[Work to do]
Write out the entire listing below exactly, with the pictures left out.

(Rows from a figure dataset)
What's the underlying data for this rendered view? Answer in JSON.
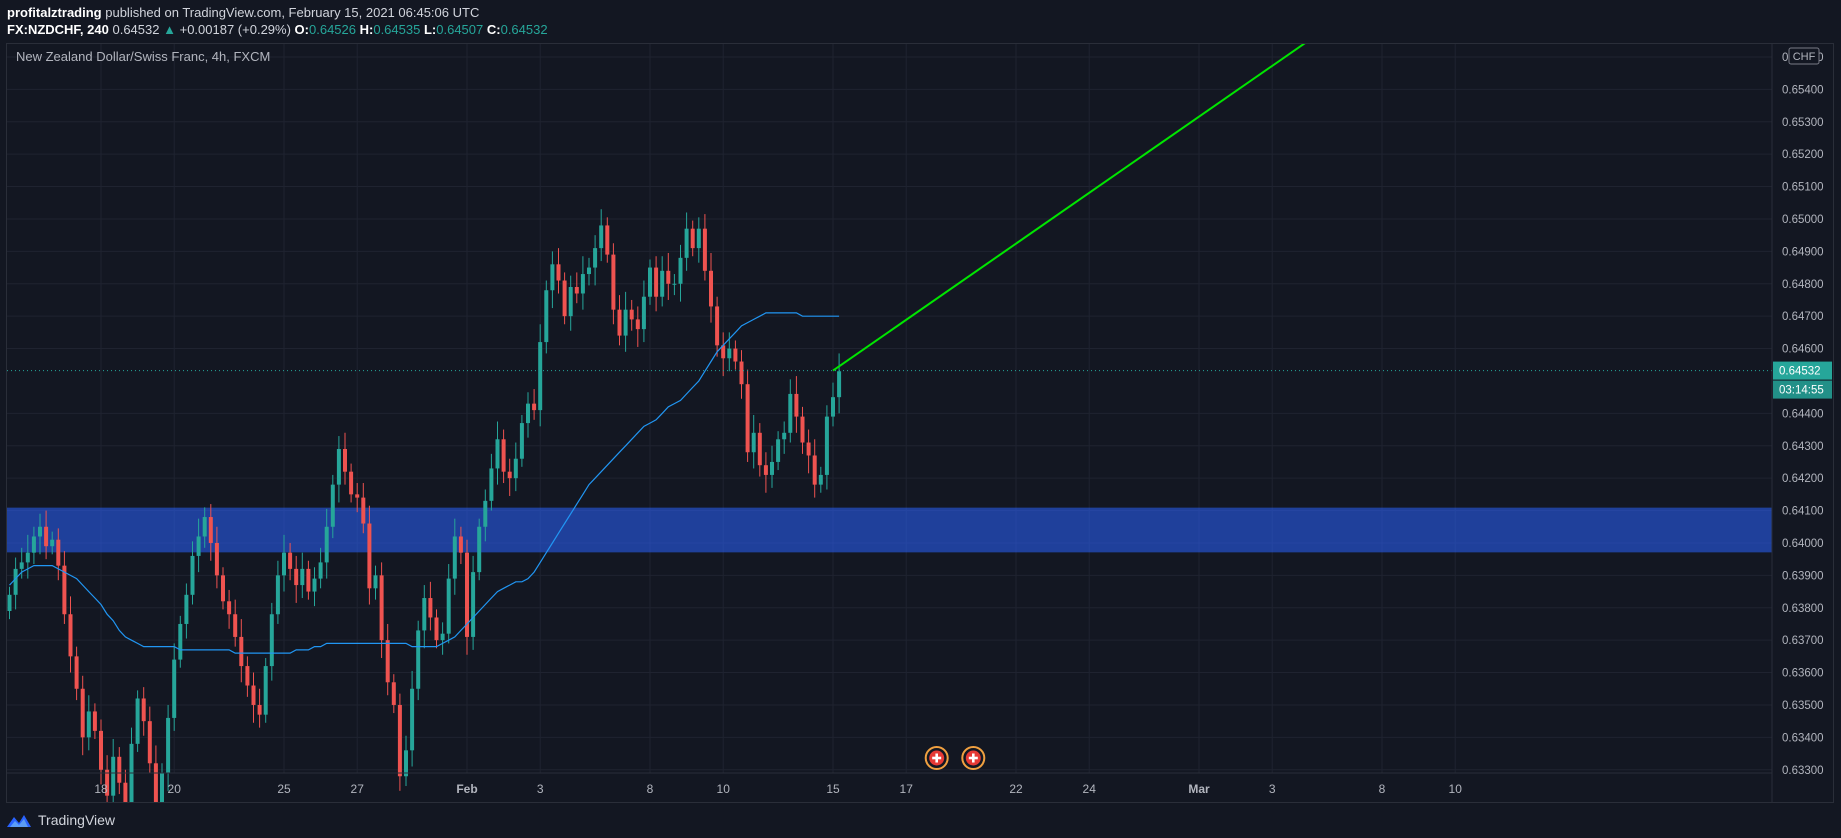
{
  "header": {
    "author": "profitalztrading",
    "published_text": "published on TradingView.com, February 15, 2021 06:45:06 UTC",
    "symbol": "FX:NZDCHF, 240",
    "last": "0.64532",
    "change": "+0.00187 (+0.29%)",
    "o_label": "O:",
    "o": "0.64526",
    "h_label": "H:",
    "h": "0.64535",
    "l_label": "L:",
    "l": "0.64507",
    "c_label": "C:",
    "c": "0.64532"
  },
  "footer": {
    "brand": "TradingView"
  },
  "colors": {
    "background": "#131722",
    "up": "#26a69a",
    "down": "#ef5350",
    "ma": "#2196f3",
    "zone": "#2962ff",
    "trendline": "#00e600"
  },
  "chart_data": {
    "type": "candlestick",
    "title": "New Zealand Dollar/Swiss Franc, 4h, FXCM",
    "currency": "CHF",
    "price_tag": "0.64532",
    "countdown": "03:14:55",
    "y_ticks": [
      "0.65500",
      "0.65400",
      "0.65300",
      "0.65200",
      "0.65100",
      "0.65000",
      "0.64900",
      "0.64800",
      "0.64700",
      "0.64600",
      "0.64400",
      "0.64300",
      "0.64200",
      "0.64100",
      "0.64000",
      "0.63900",
      "0.63800",
      "0.63700",
      "0.63600",
      "0.63500",
      "0.63400",
      "0.63300"
    ],
    "y_range": [
      0.6329,
      0.6554
    ],
    "x_ticks": [
      {
        "label": "18",
        "i": 15,
        "bold": false
      },
      {
        "label": "20",
        "i": 27,
        "bold": false
      },
      {
        "label": "25",
        "i": 45,
        "bold": false
      },
      {
        "label": "27",
        "i": 57,
        "bold": false
      },
      {
        "label": "Feb",
        "i": 75,
        "bold": true
      },
      {
        "label": "3",
        "i": 87,
        "bold": false
      },
      {
        "label": "8",
        "i": 105,
        "bold": false
      },
      {
        "label": "10",
        "i": 117,
        "bold": false
      },
      {
        "label": "15",
        "i": 135,
        "bold": false
      },
      {
        "label": "17",
        "i": 147,
        "bold": false
      },
      {
        "label": "22",
        "i": 165,
        "bold": false
      },
      {
        "label": "24",
        "i": 177,
        "bold": false
      },
      {
        "label": "Mar",
        "i": 195,
        "bold": true
      },
      {
        "label": "3",
        "i": 207,
        "bold": false
      },
      {
        "label": "8",
        "i": 225,
        "bold": false
      },
      {
        "label": "10",
        "i": 237,
        "bold": false
      }
    ],
    "support_zone": [
      0.63971,
      0.64109
    ],
    "current_price": 0.64532,
    "trendline": {
      "start": [
        135,
        0.64532
      ],
      "end": [
        212.4,
        0.65543
      ]
    },
    "event_markers": [
      152,
      158
    ],
    "close": [
      0.6384,
      0.6392,
      0.6394,
      0.6397,
      0.6402,
      0.6405,
      0.6399,
      0.6401,
      0.6393,
      0.6378,
      0.6365,
      0.6355,
      0.634,
      0.6348,
      0.6342,
      0.633,
      0.6322,
      0.6334,
      0.6326,
      0.6316,
      0.6338,
      0.6352,
      0.6345,
      0.6332,
      0.6312,
      0.6329,
      0.6346,
      0.6364,
      0.6375,
      0.6384,
      0.6396,
      0.6402,
      0.6408,
      0.64,
      0.639,
      0.6382,
      0.6378,
      0.6371,
      0.6362,
      0.6356,
      0.635,
      0.6347,
      0.6362,
      0.6378,
      0.639,
      0.6397,
      0.6392,
      0.6387,
      0.6392,
      0.6385,
      0.6389,
      0.6394,
      0.6405,
      0.6418,
      0.6429,
      0.6422,
      0.6415,
      0.6414,
      0.6406,
      0.6386,
      0.639,
      0.637,
      0.6357,
      0.635,
      0.6328,
      0.6336,
      0.6355,
      0.6373,
      0.6383,
      0.6377,
      0.637,
      0.6372,
      0.6389,
      0.6402,
      0.6397,
      0.6371,
      0.6391,
      0.6405,
      0.6413,
      0.6423,
      0.6432,
      0.6422,
      0.642,
      0.6426,
      0.6437,
      0.6443,
      0.6441,
      0.6462,
      0.6478,
      0.6486,
      0.6481,
      0.647,
      0.6479,
      0.6477,
      0.6483,
      0.6485,
      0.6491,
      0.6498,
      0.6489,
      0.6472,
      0.6464,
      0.6472,
      0.6469,
      0.6466,
      0.6476,
      0.6485,
      0.6476,
      0.6484,
      0.648,
      0.648,
      0.6488,
      0.6497,
      0.6491,
      0.6497,
      0.6484,
      0.6473,
      0.6461,
      0.6457,
      0.646,
      0.6456,
      0.6449,
      0.6428,
      0.6434,
      0.6424,
      0.6421,
      0.6425,
      0.6432,
      0.6434,
      0.6446,
      0.6439,
      0.6431,
      0.6427,
      0.6418,
      0.6421,
      0.6439,
      0.6445,
      0.6453
    ],
    "ma": [
      0.6387,
      0.6389,
      0.6391,
      0.6392,
      0.6393,
      0.6393,
      0.6393,
      0.6393,
      0.6392,
      0.6391,
      0.639,
      0.6389,
      0.6387,
      0.6385,
      0.6383,
      0.6381,
      0.6378,
      0.6376,
      0.6373,
      0.6371,
      0.637,
      0.6369,
      0.6368,
      0.6368,
      0.6368,
      0.6368,
      0.6368,
      0.6368,
      0.6367,
      0.6367,
      0.6367,
      0.6367,
      0.6367,
      0.6367,
      0.6367,
      0.6367,
      0.6367,
      0.6366,
      0.6366,
      0.6366,
      0.6366,
      0.6366,
      0.6366,
      0.6366,
      0.6366,
      0.6366,
      0.6366,
      0.6367,
      0.6367,
      0.6367,
      0.6368,
      0.6368,
      0.6369,
      0.6369,
      0.6369,
      0.6369,
      0.6369,
      0.6369,
      0.6369,
      0.6369,
      0.6369,
      0.6369,
      0.6369,
      0.6369,
      0.6369,
      0.6369,
      0.6368,
      0.6368,
      0.6368,
      0.6368,
      0.6368,
      0.6369,
      0.637,
      0.6371,
      0.6373,
      0.6375,
      0.6377,
      0.6379,
      0.6381,
      0.6383,
      0.6385,
      0.6386,
      0.6387,
      0.6388,
      0.6388,
      0.6389,
      0.6391,
      0.6394,
      0.6397,
      0.64,
      0.6403,
      0.6406,
      0.6409,
      0.6412,
      0.6415,
      0.6418,
      0.642,
      0.6422,
      0.6424,
      0.6426,
      0.6428,
      0.643,
      0.6432,
      0.6434,
      0.6436,
      0.6437,
      0.6438,
      0.644,
      0.6442,
      0.6443,
      0.6444,
      0.6446,
      0.6448,
      0.645,
      0.6453,
      0.6456,
      0.6459,
      0.6461,
      0.6463,
      0.6465,
      0.6467,
      0.6468,
      0.6469,
      0.647,
      0.6471,
      0.6471,
      0.6471,
      0.6471,
      0.6471,
      0.6471,
      0.647,
      0.647,
      0.647,
      0.647,
      0.647,
      0.647,
      0.647
    ]
  }
}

[Answer to the problem]
What's the underlying data for this rendered view? Answer in JSON.
{
  "header": {
    "author": "profitalztrading",
    "published_text": "published on TradingView.com, February 15, 2021 06:45:06 UTC",
    "symbol": "FX:NZDCHF, 240",
    "last": "0.64532",
    "change": "+0.00187 (+0.29%)",
    "o_label": "O:",
    "o": "0.64526",
    "h_label": "H:",
    "h": "0.64535",
    "l_label": "L:",
    "l": "0.64507",
    "c_label": "C:",
    "c": "0.64532"
  },
  "footer": {
    "brand": "TradingView"
  },
  "colors": {
    "background": "#131722",
    "up": "#26a69a",
    "down": "#ef5350",
    "ma": "#2196f3",
    "zone": "#2962ff",
    "trendline": "#00e600"
  },
  "chart_data": {
    "type": "candlestick",
    "title": "New Zealand Dollar/Swiss Franc, 4h, FXCM",
    "currency": "CHF",
    "price_tag": "0.64532",
    "countdown": "03:14:55",
    "y_ticks": [
      "0.65500",
      "0.65400",
      "0.65300",
      "0.65200",
      "0.65100",
      "0.65000",
      "0.64900",
      "0.64800",
      "0.64700",
      "0.64600",
      "0.64400",
      "0.64300",
      "0.64200",
      "0.64100",
      "0.64000",
      "0.63900",
      "0.63800",
      "0.63700",
      "0.63600",
      "0.63500",
      "0.63400",
      "0.63300"
    ],
    "y_range": [
      0.6329,
      0.6554
    ],
    "x_ticks": [
      {
        "label": "18",
        "i": 15,
        "bold": false
      },
      {
        "label": "20",
        "i": 27,
        "bold": false
      },
      {
        "label": "25",
        "i": 45,
        "bold": false
      },
      {
        "label": "27",
        "i": 57,
        "bold": false
      },
      {
        "label": "Feb",
        "i": 75,
        "bold": true
      },
      {
        "label": "3",
        "i": 87,
        "bold": false
      },
      {
        "label": "8",
        "i": 105,
        "bold": false
      },
      {
        "label": "10",
        "i": 117,
        "bold": false
      },
      {
        "label": "15",
        "i": 135,
        "bold": false
      },
      {
        "label": "17",
        "i": 147,
        "bold": false
      },
      {
        "label": "22",
        "i": 165,
        "bold": false
      },
      {
        "label": "24",
        "i": 177,
        "bold": false
      },
      {
        "label": "Mar",
        "i": 195,
        "bold": true
      },
      {
        "label": "3",
        "i": 207,
        "bold": false
      },
      {
        "label": "8",
        "i": 225,
        "bold": false
      },
      {
        "label": "10",
        "i": 237,
        "bold": false
      }
    ],
    "support_zone": [
      0.63971,
      0.64109
    ],
    "current_price": 0.64532,
    "trendline": {
      "start": [
        135,
        0.64532
      ],
      "end": [
        212.4,
        0.65543
      ]
    },
    "event_markers": [
      152,
      158
    ],
    "close": [
      0.6384,
      0.6392,
      0.6394,
      0.6397,
      0.6402,
      0.6405,
      0.6399,
      0.6401,
      0.6393,
      0.6378,
      0.6365,
      0.6355,
      0.634,
      0.6348,
      0.6342,
      0.633,
      0.6322,
      0.6334,
      0.6326,
      0.6316,
      0.6338,
      0.6352,
      0.6345,
      0.6332,
      0.6312,
      0.6329,
      0.6346,
      0.6364,
      0.6375,
      0.6384,
      0.6396,
      0.6402,
      0.6408,
      0.64,
      0.639,
      0.6382,
      0.6378,
      0.6371,
      0.6362,
      0.6356,
      0.635,
      0.6347,
      0.6362,
      0.6378,
      0.639,
      0.6397,
      0.6392,
      0.6387,
      0.6392,
      0.6385,
      0.6389,
      0.6394,
      0.6405,
      0.6418,
      0.6429,
      0.6422,
      0.6415,
      0.6414,
      0.6406,
      0.6386,
      0.639,
      0.637,
      0.6357,
      0.635,
      0.6328,
      0.6336,
      0.6355,
      0.6373,
      0.6383,
      0.6377,
      0.637,
      0.6372,
      0.6389,
      0.6402,
      0.6397,
      0.6371,
      0.6391,
      0.6405,
      0.6413,
      0.6423,
      0.6432,
      0.6422,
      0.642,
      0.6426,
      0.6437,
      0.6443,
      0.6441,
      0.6462,
      0.6478,
      0.6486,
      0.6481,
      0.647,
      0.6479,
      0.6477,
      0.6483,
      0.6485,
      0.6491,
      0.6498,
      0.6489,
      0.6472,
      0.6464,
      0.6472,
      0.6469,
      0.6466,
      0.6476,
      0.6485,
      0.6476,
      0.6484,
      0.648,
      0.648,
      0.6488,
      0.6497,
      0.6491,
      0.6497,
      0.6484,
      0.6473,
      0.6461,
      0.6457,
      0.646,
      0.6456,
      0.6449,
      0.6428,
      0.6434,
      0.6424,
      0.6421,
      0.6425,
      0.6432,
      0.6434,
      0.6446,
      0.6439,
      0.6431,
      0.6427,
      0.6418,
      0.6421,
      0.6439,
      0.6445,
      0.6453
    ],
    "ma": [
      0.6387,
      0.6389,
      0.6391,
      0.6392,
      0.6393,
      0.6393,
      0.6393,
      0.6393,
      0.6392,
      0.6391,
      0.639,
      0.6389,
      0.6387,
      0.6385,
      0.6383,
      0.6381,
      0.6378,
      0.6376,
      0.6373,
      0.6371,
      0.637,
      0.6369,
      0.6368,
      0.6368,
      0.6368,
      0.6368,
      0.6368,
      0.6368,
      0.6367,
      0.6367,
      0.6367,
      0.6367,
      0.6367,
      0.6367,
      0.6367,
      0.6367,
      0.6367,
      0.6366,
      0.6366,
      0.6366,
      0.6366,
      0.6366,
      0.6366,
      0.6366,
      0.6366,
      0.6366,
      0.6366,
      0.6367,
      0.6367,
      0.6367,
      0.6368,
      0.6368,
      0.6369,
      0.6369,
      0.6369,
      0.6369,
      0.6369,
      0.6369,
      0.6369,
      0.6369,
      0.6369,
      0.6369,
      0.6369,
      0.6369,
      0.6369,
      0.6369,
      0.6368,
      0.6368,
      0.6368,
      0.6368,
      0.6368,
      0.6369,
      0.637,
      0.6371,
      0.6373,
      0.6375,
      0.6377,
      0.6379,
      0.6381,
      0.6383,
      0.6385,
      0.6386,
      0.6387,
      0.6388,
      0.6388,
      0.6389,
      0.6391,
      0.6394,
      0.6397,
      0.64,
      0.6403,
      0.6406,
      0.6409,
      0.6412,
      0.6415,
      0.6418,
      0.642,
      0.6422,
      0.6424,
      0.6426,
      0.6428,
      0.643,
      0.6432,
      0.6434,
      0.6436,
      0.6437,
      0.6438,
      0.644,
      0.6442,
      0.6443,
      0.6444,
      0.6446,
      0.6448,
      0.645,
      0.6453,
      0.6456,
      0.6459,
      0.6461,
      0.6463,
      0.6465,
      0.6467,
      0.6468,
      0.6469,
      0.647,
      0.6471,
      0.6471,
      0.6471,
      0.6471,
      0.6471,
      0.6471,
      0.647,
      0.647,
      0.647,
      0.647,
      0.647,
      0.647,
      0.647
    ]
  }
}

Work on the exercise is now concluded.